- _SHORT PROBLEM_
Gather each line of the entries below that includes "color".

- _INPUT_
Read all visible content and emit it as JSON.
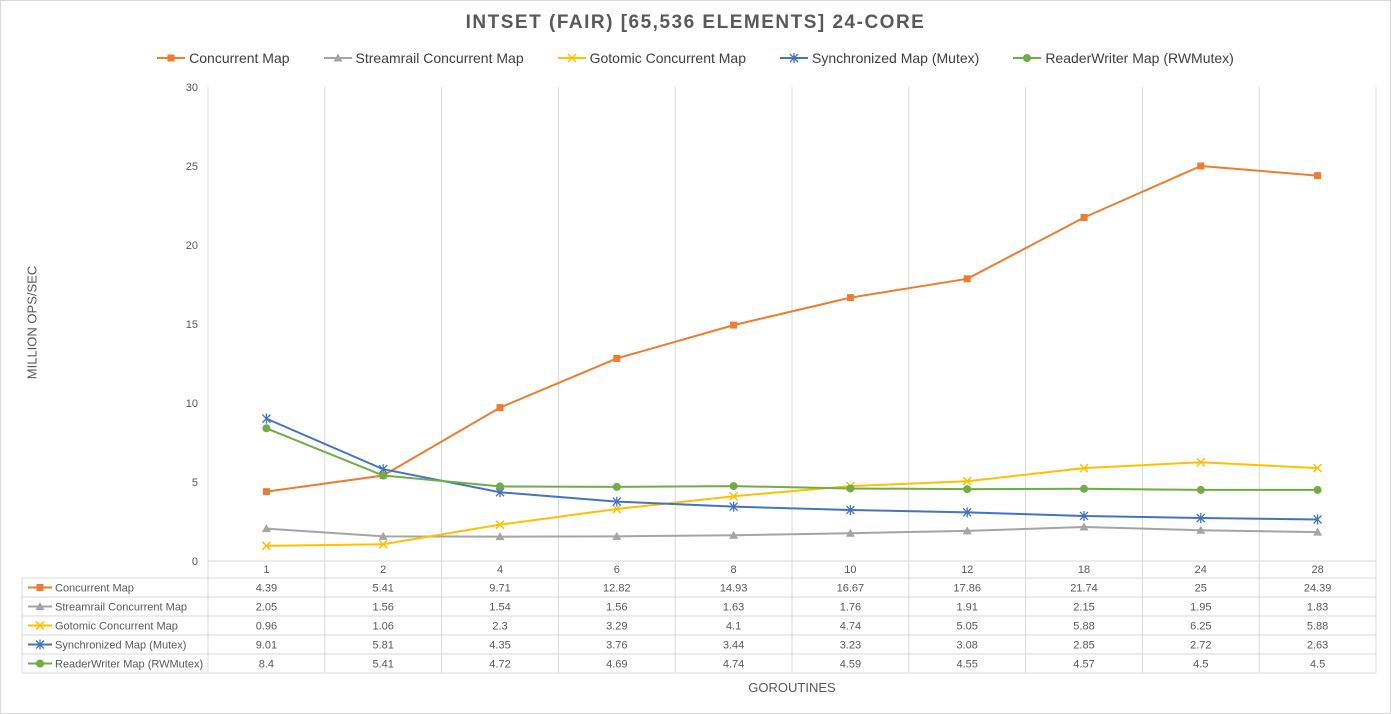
{
  "chart_data": {
    "type": "line",
    "title": "INTSET (FAIR) [65,536 ELEMENTS] 24-CORE",
    "xlabel": "GOROUTINES",
    "ylabel": "MILLION OPS/SEC",
    "ylim": [
      0,
      30
    ],
    "yticks": [
      "0",
      "5",
      "10",
      "15",
      "20",
      "25",
      "30"
    ],
    "categories": [
      "1",
      "2",
      "4",
      "6",
      "8",
      "10",
      "12",
      "18",
      "24",
      "28"
    ],
    "grid": "vertical",
    "legend_position": "top",
    "data_table": true,
    "series": [
      {
        "name": "Concurrent Map",
        "color": "#ed7d31",
        "marker": "square",
        "values": [
          4.39,
          5.41,
          9.71,
          12.82,
          14.93,
          16.67,
          17.86,
          21.74,
          25,
          24.39
        ],
        "labels": [
          "4.39",
          "5.41",
          "9.71",
          "12.82",
          "14.93",
          "16.67",
          "17.86",
          "21.74",
          "25",
          "24.39"
        ]
      },
      {
        "name": "Streamrail Concurrent Map",
        "color": "#a5a5a5",
        "marker": "triangle",
        "values": [
          2.05,
          1.56,
          1.54,
          1.56,
          1.63,
          1.76,
          1.91,
          2.15,
          1.95,
          1.83
        ],
        "labels": [
          "2.05",
          "1.56",
          "1.54",
          "1.56",
          "1.63",
          "1.76",
          "1.91",
          "2.15",
          "1.95",
          "1.83"
        ]
      },
      {
        "name": "Gotomic Concurrent Map",
        "color": "#ffc000",
        "marker": "x",
        "values": [
          0.96,
          1.06,
          2.3,
          3.29,
          4.1,
          4.74,
          5.05,
          5.88,
          6.25,
          5.88
        ],
        "labels": [
          "0.96",
          "1.06",
          "2.3",
          "3.29",
          "4.1",
          "4.74",
          "5.05",
          "5.88",
          "6.25",
          "5.88"
        ]
      },
      {
        "name": "Synchronized Map (Mutex)",
        "color": "#4472c4",
        "marker": "star",
        "values": [
          9.01,
          5.81,
          4.35,
          3.76,
          3.44,
          3.23,
          3.08,
          2.85,
          2.72,
          2.63
        ],
        "labels": [
          "9.01",
          "5.81",
          "4.35",
          "3.76",
          "3.44",
          "3.23",
          "3.08",
          "2.85",
          "2.72",
          "2.63"
        ]
      },
      {
        "name": "ReaderWriter Map (RWMutex)",
        "color": "#70ad47",
        "marker": "circle",
        "values": [
          8.4,
          5.41,
          4.72,
          4.69,
          4.74,
          4.59,
          4.55,
          4.57,
          4.5,
          4.5
        ],
        "labels": [
          "8.4",
          "5.41",
          "4.72",
          "4.69",
          "4.74",
          "4.59",
          "4.55",
          "4.57",
          "4.5",
          "4.5"
        ]
      }
    ]
  }
}
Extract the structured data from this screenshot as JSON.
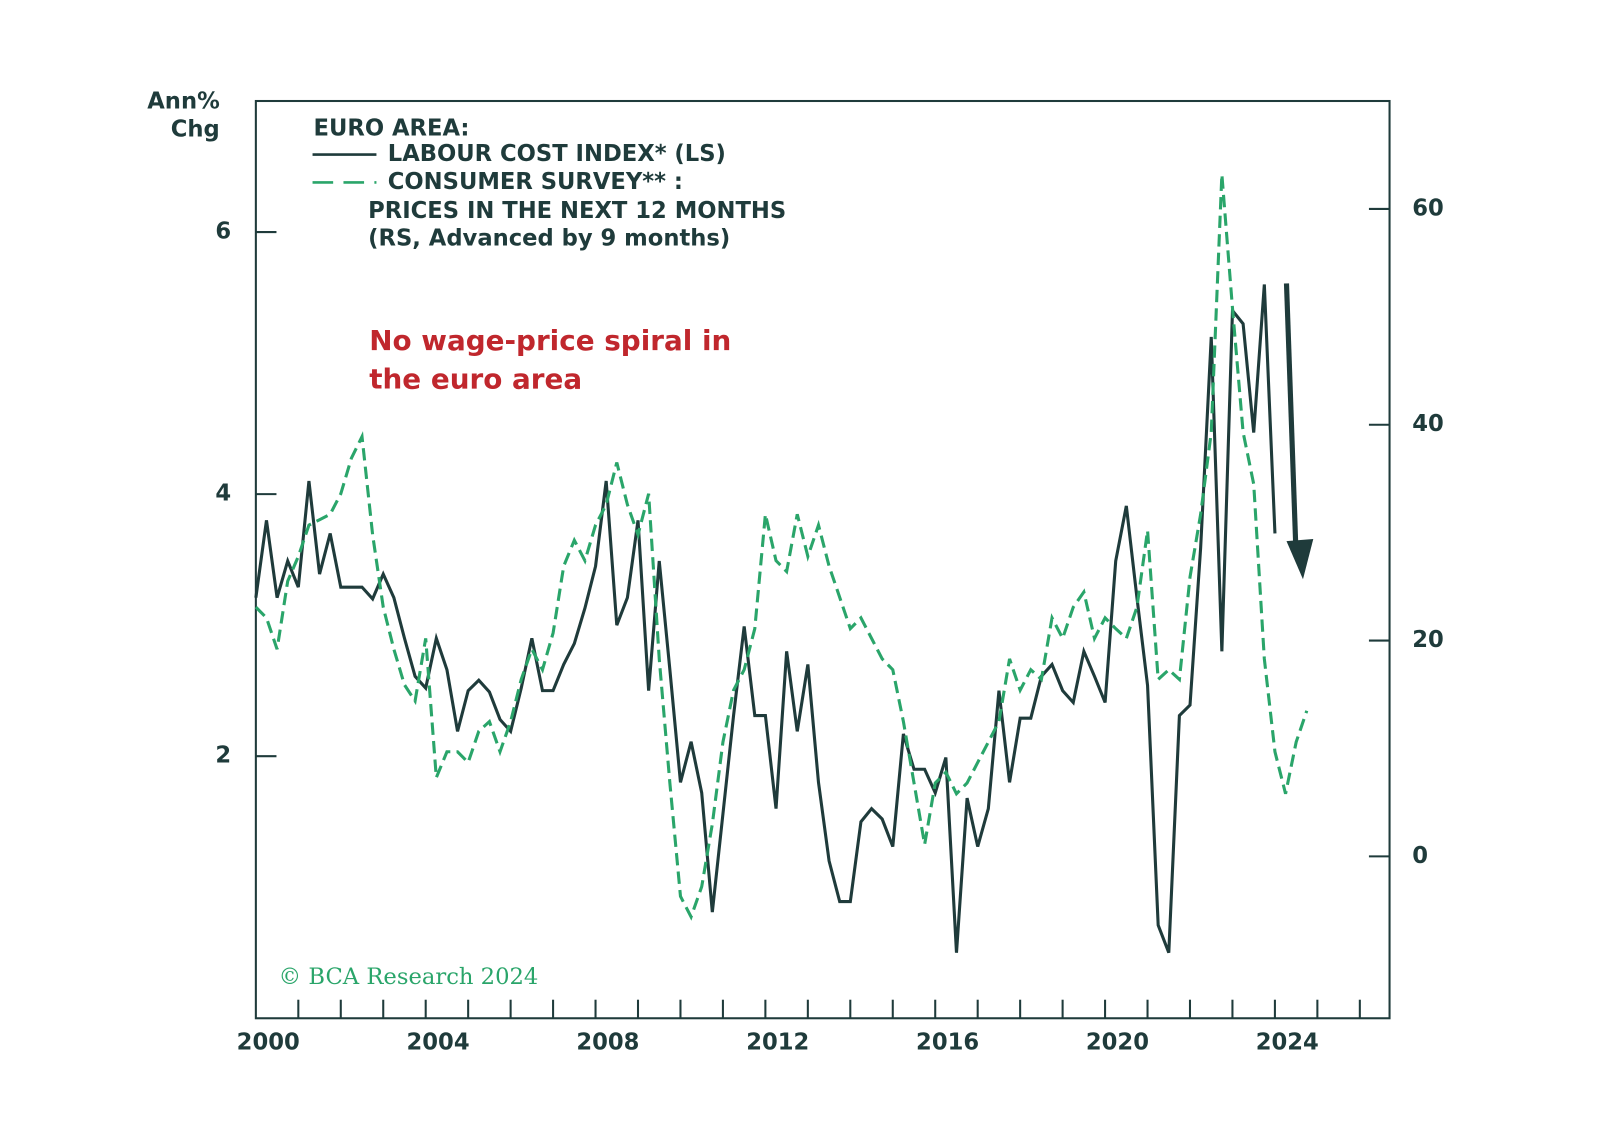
{
  "chart_data": {
    "type": "line",
    "y_label_lines": [
      "Ann%",
      "Chg"
    ],
    "legend_title": "EURO AREA:",
    "legend_extra_lines": [
      "PRICES IN THE NEXT 12 MONTHS",
      "(RS, Advanced by 9 months)"
    ],
    "annotation_lines": [
      "No wage-price spiral in",
      "the euro area"
    ],
    "source": "© BCA Research 2024",
    "xlim": [
      2000,
      2026.7
    ],
    "xticks": [
      2000,
      2004,
      2008,
      2012,
      2016,
      2020,
      2024
    ],
    "xminor_ticks": [
      2001,
      2002,
      2003,
      2004,
      2005,
      2006,
      2007,
      2008,
      2009,
      2010,
      2011,
      2012,
      2013,
      2014,
      2015,
      2016,
      2017,
      2018,
      2019,
      2020,
      2021,
      2022,
      2023,
      2024,
      2025,
      2026
    ],
    "ylim": [
      0,
      7
    ],
    "yticks": [
      2,
      4,
      6
    ],
    "y2lim": [
      -15,
      70
    ],
    "y2ticks": [
      0,
      20,
      40,
      60
    ],
    "series": [
      {
        "name": "LABOUR COST INDEX* (LS)",
        "color": "#1f3b3b",
        "line_style": "solid",
        "axis": "y",
        "x": [
          2000,
          2000.25,
          2000.5,
          2000.75,
          2001,
          2001.25,
          2001.5,
          2001.75,
          2002,
          2002.25,
          2002.5,
          2002.75,
          2003,
          2003.25,
          2003.5,
          2003.75,
          2004,
          2004.25,
          2004.5,
          2004.75,
          2005,
          2005.25,
          2005.5,
          2005.75,
          2006,
          2006.25,
          2006.5,
          2006.75,
          2007,
          2007.25,
          2007.5,
          2007.75,
          2008,
          2008.25,
          2008.5,
          2008.75,
          2009,
          2009.25,
          2009.5,
          2009.75,
          2010,
          2010.25,
          2010.5,
          2010.75,
          2011,
          2011.25,
          2011.5,
          2011.75,
          2012,
          2012.25,
          2012.5,
          2012.75,
          2013,
          2013.25,
          2013.5,
          2013.75,
          2014,
          2014.25,
          2014.5,
          2014.75,
          2015,
          2015.25,
          2015.5,
          2015.75,
          2016,
          2016.25,
          2016.5,
          2016.75,
          2017,
          2017.25,
          2017.5,
          2017.75,
          2018,
          2018.25,
          2018.5,
          2018.75,
          2019,
          2019.25,
          2019.5,
          2019.75,
          2020,
          2020.25,
          2020.5,
          2020.75,
          2021,
          2021.25,
          2021.5,
          2021.75,
          2022,
          2022.25,
          2022.5,
          2022.75,
          2023,
          2023.25,
          2023.5,
          2023.75,
          2024
        ],
        "values": [
          3.21,
          3.8,
          3.21,
          3.49,
          3.29,
          4.1,
          3.39,
          3.7,
          3.29,
          3.29,
          3.29,
          3.2,
          3.39,
          3.21,
          2.9,
          2.61,
          2.52,
          2.9,
          2.66,
          2.19,
          2.5,
          2.58,
          2.49,
          2.28,
          2.19,
          2.52,
          2.9,
          2.5,
          2.5,
          2.7,
          2.86,
          3.13,
          3.45,
          4.1,
          3.0,
          3.21,
          3.8,
          2.5,
          3.49,
          2.66,
          1.8,
          2.11,
          1.72,
          0.81,
          1.56,
          2.31,
          2.99,
          2.31,
          2.31,
          1.6,
          2.8,
          2.19,
          2.7,
          1.8,
          1.2,
          0.89,
          0.89,
          1.5,
          1.6,
          1.52,
          1.31,
          2.17,
          1.9,
          1.9,
          1.72,
          1.99,
          0.5,
          1.68,
          1.31,
          1.6,
          2.5,
          1.8,
          2.29,
          2.29,
          2.61,
          2.7,
          2.5,
          2.41,
          2.8,
          2.61,
          2.41,
          3.49,
          3.91,
          3.21,
          2.54,
          0.71,
          0.5,
          2.31,
          2.39,
          3.59,
          5.2,
          2.8,
          5.4,
          5.3,
          4.47,
          5.6,
          3.7
        ]
      },
      {
        "name": "CONSUMER SURVEY** :",
        "color": "#2aa56a",
        "line_style": "dashed",
        "axis": "y2",
        "x": [
          2000,
          2000.25,
          2000.5,
          2000.75,
          2001,
          2001.25,
          2001.5,
          2001.75,
          2002,
          2002.25,
          2002.5,
          2002.75,
          2003,
          2003.25,
          2003.5,
          2003.75,
          2004,
          2004.25,
          2004.5,
          2004.75,
          2005,
          2005.25,
          2005.5,
          2005.75,
          2006,
          2006.25,
          2006.5,
          2006.75,
          2007,
          2007.25,
          2007.5,
          2007.75,
          2008,
          2008.25,
          2008.5,
          2008.75,
          2009,
          2009.25,
          2009.5,
          2009.75,
          2010,
          2010.25,
          2010.5,
          2010.75,
          2011,
          2011.25,
          2011.5,
          2011.75,
          2012,
          2012.25,
          2012.5,
          2012.75,
          2013,
          2013.25,
          2013.5,
          2013.75,
          2014,
          2014.25,
          2014.5,
          2014.75,
          2015,
          2015.25,
          2015.5,
          2015.75,
          2016,
          2016.25,
          2016.5,
          2016.75,
          2017,
          2017.25,
          2017.5,
          2017.75,
          2018,
          2018.25,
          2018.5,
          2018.75,
          2019,
          2019.25,
          2019.5,
          2019.75,
          2020,
          2020.25,
          2020.5,
          2020.75,
          2021,
          2021.25,
          2021.5,
          2021.75,
          2022,
          2022.25,
          2022.5,
          2022.75,
          2023,
          2023.25,
          2023.5,
          2023.75,
          2024,
          2024.25,
          2024.5,
          2024.75
        ],
        "values": [
          23.1,
          22.1,
          19.2,
          25.5,
          27.8,
          30.7,
          31.2,
          31.7,
          33.6,
          36.9,
          38.9,
          29.8,
          23.1,
          19.2,
          15.9,
          14.4,
          20.2,
          7.3,
          9.7,
          9.7,
          8.7,
          11.6,
          12.5,
          9.7,
          12.5,
          16.4,
          19.2,
          17.3,
          20.7,
          26.9,
          29.3,
          27.4,
          30.7,
          32.6,
          36.5,
          32.6,
          29.8,
          33.6,
          18.3,
          6.8,
          -3.7,
          -5.6,
          -2.8,
          3.0,
          10.6,
          15.4,
          17.3,
          21.1,
          31.7,
          27.4,
          26.4,
          31.7,
          27.8,
          30.7,
          26.9,
          24.0,
          21.1,
          22.1,
          20.2,
          18.3,
          17.3,
          12.5,
          6.8,
          1.1,
          6.8,
          7.8,
          5.8,
          6.8,
          8.7,
          10.6,
          12.5,
          18.3,
          15.4,
          17.3,
          16.4,
          22.1,
          20.2,
          23.1,
          24.5,
          20.2,
          22.1,
          21.1,
          20.2,
          23.1,
          30.2,
          16.4,
          17.3,
          16.4,
          25.9,
          31.7,
          39.3,
          63.2,
          50.8,
          39.3,
          34.5,
          18.3,
          9.7,
          5.8,
          10.6,
          13.5
        ]
      }
    ]
  }
}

- _WRITTEN RESPONSE_
        "color": "#ed7d31",
        "color": "#a5a5a5",
        "color": "#ffc000",
        "color": "#4472c4",
        "color": "#70ad47",
        "color": "#1f3b3b",
        "color": "#2aa56a",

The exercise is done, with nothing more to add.